- **Recorded data**
-------

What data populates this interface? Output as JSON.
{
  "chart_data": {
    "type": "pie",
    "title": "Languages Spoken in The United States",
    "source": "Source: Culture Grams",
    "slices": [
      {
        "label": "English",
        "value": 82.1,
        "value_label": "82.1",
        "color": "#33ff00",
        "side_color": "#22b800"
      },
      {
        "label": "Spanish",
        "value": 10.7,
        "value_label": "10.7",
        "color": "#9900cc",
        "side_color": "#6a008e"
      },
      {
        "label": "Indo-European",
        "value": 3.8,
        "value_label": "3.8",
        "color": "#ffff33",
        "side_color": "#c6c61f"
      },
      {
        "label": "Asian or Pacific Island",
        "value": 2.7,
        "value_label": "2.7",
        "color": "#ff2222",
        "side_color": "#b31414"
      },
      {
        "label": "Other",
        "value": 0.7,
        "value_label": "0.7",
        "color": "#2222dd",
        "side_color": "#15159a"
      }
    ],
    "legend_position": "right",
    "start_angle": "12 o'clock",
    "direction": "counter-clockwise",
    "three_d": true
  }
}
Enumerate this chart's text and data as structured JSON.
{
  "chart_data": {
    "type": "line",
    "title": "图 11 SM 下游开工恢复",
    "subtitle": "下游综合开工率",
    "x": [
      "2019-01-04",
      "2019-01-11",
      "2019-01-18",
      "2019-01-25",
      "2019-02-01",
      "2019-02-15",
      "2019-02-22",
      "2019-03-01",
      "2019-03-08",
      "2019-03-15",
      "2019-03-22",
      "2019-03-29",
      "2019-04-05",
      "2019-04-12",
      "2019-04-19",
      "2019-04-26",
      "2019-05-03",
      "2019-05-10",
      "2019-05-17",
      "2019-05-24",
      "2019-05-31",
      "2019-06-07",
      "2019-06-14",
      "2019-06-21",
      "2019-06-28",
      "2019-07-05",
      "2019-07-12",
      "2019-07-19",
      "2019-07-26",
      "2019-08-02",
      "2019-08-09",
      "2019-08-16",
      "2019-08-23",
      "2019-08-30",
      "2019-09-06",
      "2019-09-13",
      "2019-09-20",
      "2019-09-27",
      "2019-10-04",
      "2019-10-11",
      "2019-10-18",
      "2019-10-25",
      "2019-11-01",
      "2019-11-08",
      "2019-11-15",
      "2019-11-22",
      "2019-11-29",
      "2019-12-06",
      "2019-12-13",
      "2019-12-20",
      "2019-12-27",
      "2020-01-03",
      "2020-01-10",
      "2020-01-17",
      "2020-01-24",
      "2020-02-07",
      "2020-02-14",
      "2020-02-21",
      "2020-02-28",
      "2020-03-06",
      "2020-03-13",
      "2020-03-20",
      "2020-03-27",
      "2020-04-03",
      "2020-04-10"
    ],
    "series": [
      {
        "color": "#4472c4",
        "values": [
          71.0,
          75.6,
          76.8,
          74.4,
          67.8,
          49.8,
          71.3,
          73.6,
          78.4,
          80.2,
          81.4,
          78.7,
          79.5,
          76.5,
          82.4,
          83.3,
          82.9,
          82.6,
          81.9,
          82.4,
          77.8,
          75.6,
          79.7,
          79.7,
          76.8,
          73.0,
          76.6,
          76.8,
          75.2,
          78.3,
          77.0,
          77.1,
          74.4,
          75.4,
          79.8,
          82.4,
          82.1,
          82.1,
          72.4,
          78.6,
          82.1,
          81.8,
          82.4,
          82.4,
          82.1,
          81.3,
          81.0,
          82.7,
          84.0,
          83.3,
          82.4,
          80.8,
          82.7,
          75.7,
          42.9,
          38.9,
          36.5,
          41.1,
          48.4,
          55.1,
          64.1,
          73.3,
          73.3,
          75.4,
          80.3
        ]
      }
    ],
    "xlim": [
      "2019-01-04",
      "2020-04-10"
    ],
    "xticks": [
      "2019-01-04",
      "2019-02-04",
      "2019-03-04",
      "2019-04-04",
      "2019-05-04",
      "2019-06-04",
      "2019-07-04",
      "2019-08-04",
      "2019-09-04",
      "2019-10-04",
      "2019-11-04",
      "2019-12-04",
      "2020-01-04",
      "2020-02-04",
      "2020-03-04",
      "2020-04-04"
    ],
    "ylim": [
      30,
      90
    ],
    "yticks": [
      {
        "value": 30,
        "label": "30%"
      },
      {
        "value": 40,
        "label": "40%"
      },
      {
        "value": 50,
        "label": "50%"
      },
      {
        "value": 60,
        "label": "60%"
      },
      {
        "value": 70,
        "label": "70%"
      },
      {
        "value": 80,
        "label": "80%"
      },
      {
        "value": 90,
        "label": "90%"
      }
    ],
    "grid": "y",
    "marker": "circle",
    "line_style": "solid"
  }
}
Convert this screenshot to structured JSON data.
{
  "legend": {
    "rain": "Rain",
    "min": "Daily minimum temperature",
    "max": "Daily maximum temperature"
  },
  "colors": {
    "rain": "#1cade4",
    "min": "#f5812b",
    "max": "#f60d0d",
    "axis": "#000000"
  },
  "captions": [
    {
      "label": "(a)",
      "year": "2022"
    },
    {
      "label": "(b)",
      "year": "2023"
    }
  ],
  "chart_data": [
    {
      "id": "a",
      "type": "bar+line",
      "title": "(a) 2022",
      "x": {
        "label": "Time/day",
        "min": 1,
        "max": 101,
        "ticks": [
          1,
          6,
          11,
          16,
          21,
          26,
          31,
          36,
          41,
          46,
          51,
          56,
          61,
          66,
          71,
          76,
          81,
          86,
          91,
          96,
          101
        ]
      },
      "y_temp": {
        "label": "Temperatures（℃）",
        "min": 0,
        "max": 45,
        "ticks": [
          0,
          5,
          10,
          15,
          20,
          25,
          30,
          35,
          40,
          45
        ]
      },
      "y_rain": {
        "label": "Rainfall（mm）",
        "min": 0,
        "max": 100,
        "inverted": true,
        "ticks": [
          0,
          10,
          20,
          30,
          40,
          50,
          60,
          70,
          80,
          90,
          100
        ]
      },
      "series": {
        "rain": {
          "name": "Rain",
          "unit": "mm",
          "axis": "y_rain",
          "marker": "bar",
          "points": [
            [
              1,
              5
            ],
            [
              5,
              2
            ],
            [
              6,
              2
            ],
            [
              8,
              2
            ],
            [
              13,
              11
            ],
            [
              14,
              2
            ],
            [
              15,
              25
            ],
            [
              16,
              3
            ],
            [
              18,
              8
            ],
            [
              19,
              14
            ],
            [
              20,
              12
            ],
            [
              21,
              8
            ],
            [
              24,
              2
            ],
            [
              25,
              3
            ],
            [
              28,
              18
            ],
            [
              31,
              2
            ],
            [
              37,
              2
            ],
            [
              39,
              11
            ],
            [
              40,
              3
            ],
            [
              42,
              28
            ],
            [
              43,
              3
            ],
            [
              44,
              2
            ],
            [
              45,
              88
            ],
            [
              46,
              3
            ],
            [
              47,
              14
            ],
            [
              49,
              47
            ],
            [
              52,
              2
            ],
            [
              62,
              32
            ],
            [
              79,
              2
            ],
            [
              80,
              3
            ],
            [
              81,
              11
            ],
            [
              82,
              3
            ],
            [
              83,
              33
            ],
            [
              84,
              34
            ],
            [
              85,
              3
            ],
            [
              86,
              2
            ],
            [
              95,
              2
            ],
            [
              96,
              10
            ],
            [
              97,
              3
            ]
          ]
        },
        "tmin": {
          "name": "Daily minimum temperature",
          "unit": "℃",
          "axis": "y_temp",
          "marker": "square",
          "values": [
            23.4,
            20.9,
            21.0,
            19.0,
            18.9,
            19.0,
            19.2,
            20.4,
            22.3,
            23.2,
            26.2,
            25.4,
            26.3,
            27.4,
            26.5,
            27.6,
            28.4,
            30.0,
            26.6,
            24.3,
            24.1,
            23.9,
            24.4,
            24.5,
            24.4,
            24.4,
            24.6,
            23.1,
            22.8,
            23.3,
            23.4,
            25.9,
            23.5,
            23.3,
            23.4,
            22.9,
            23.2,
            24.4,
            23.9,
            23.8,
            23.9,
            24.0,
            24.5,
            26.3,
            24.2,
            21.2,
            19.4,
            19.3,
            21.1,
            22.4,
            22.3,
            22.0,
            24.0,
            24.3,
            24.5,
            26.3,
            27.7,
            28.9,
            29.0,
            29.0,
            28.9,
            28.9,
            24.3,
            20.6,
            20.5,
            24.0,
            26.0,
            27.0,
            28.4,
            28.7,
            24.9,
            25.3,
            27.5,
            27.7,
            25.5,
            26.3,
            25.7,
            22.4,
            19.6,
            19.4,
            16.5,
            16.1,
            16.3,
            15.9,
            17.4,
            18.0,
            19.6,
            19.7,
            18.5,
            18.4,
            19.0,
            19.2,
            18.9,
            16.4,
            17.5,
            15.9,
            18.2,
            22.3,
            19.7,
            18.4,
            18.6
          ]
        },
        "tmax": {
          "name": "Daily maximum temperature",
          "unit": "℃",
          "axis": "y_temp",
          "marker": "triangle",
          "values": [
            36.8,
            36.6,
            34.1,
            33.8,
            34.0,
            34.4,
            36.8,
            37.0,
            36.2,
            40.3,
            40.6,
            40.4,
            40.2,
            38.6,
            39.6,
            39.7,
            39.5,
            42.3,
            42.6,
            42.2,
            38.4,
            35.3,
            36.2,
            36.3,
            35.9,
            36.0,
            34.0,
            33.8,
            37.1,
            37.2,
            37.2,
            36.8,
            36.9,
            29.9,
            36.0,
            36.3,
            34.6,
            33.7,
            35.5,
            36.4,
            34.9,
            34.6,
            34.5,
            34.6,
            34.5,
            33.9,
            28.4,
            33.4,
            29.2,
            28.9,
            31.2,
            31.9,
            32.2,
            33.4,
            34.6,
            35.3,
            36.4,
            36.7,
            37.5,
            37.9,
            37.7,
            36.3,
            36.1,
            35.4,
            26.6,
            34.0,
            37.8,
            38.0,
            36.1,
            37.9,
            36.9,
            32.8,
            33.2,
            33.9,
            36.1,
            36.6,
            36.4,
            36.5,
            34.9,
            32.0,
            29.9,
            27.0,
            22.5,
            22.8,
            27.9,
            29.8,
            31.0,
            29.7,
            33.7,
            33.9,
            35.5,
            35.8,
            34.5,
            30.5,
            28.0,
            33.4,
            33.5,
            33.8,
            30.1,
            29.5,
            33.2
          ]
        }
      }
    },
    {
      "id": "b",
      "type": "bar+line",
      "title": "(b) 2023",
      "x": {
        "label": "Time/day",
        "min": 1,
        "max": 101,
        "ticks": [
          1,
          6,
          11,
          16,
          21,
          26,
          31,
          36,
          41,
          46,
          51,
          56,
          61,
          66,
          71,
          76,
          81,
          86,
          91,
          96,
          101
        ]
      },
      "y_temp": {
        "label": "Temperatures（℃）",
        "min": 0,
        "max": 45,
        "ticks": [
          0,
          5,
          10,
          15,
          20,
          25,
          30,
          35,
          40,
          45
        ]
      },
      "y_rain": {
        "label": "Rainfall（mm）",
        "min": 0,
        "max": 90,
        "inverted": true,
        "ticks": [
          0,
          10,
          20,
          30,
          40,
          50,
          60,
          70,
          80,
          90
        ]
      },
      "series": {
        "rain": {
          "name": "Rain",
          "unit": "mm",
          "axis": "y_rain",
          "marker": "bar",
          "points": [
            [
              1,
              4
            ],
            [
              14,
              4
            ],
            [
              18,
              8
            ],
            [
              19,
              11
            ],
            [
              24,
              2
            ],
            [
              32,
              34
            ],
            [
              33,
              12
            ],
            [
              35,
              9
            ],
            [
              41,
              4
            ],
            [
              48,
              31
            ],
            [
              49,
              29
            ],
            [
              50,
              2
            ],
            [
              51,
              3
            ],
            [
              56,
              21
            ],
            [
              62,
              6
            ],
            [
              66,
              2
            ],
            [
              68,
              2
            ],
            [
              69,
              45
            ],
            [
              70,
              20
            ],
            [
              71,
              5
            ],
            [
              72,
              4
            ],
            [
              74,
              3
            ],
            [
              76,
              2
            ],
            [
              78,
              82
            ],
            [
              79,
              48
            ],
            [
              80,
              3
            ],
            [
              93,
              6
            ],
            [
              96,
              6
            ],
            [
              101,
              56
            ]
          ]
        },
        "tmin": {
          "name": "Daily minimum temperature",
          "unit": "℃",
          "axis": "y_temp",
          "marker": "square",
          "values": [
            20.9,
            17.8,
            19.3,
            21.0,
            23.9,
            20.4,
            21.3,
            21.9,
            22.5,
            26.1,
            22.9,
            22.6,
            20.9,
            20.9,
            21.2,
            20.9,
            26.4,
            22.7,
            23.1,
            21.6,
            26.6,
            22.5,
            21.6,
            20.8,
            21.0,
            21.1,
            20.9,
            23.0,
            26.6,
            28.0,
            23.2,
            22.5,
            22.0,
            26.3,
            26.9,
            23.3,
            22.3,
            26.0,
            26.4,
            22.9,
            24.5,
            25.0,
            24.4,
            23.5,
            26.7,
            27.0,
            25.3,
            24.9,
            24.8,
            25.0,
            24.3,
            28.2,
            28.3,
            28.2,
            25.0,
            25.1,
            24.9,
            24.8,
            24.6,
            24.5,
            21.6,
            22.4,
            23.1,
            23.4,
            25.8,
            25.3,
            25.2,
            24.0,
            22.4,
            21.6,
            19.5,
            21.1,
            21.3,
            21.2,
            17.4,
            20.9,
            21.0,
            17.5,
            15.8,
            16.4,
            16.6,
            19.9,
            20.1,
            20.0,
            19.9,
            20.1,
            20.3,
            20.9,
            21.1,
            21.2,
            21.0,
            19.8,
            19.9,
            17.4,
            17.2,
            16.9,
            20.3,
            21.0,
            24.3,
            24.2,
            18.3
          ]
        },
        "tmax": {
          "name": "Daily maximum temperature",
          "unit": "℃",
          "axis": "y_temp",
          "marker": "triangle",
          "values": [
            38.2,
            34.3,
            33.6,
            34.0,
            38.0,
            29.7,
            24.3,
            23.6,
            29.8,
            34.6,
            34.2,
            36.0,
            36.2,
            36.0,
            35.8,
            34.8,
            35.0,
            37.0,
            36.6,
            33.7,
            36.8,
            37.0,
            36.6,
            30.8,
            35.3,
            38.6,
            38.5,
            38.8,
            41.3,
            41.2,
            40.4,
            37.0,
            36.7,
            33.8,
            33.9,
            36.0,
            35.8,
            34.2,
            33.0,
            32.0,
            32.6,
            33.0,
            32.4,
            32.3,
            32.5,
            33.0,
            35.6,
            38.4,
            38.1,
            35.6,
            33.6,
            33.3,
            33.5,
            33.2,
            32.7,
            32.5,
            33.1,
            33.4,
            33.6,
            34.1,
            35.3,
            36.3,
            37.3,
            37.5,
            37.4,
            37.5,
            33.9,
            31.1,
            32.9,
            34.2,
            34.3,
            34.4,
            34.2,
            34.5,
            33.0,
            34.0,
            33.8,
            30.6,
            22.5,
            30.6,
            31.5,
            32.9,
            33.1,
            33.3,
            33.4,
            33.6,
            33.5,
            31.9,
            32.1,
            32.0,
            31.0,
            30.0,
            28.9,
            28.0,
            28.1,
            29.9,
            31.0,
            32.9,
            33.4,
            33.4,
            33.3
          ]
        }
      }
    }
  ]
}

-------

- **Short task**
From the data above, copy each line that holds "structured".

- **Output for this task**
Enumerate this chart's text and data as structured JSON.
Convert this screenshot to structured JSON data.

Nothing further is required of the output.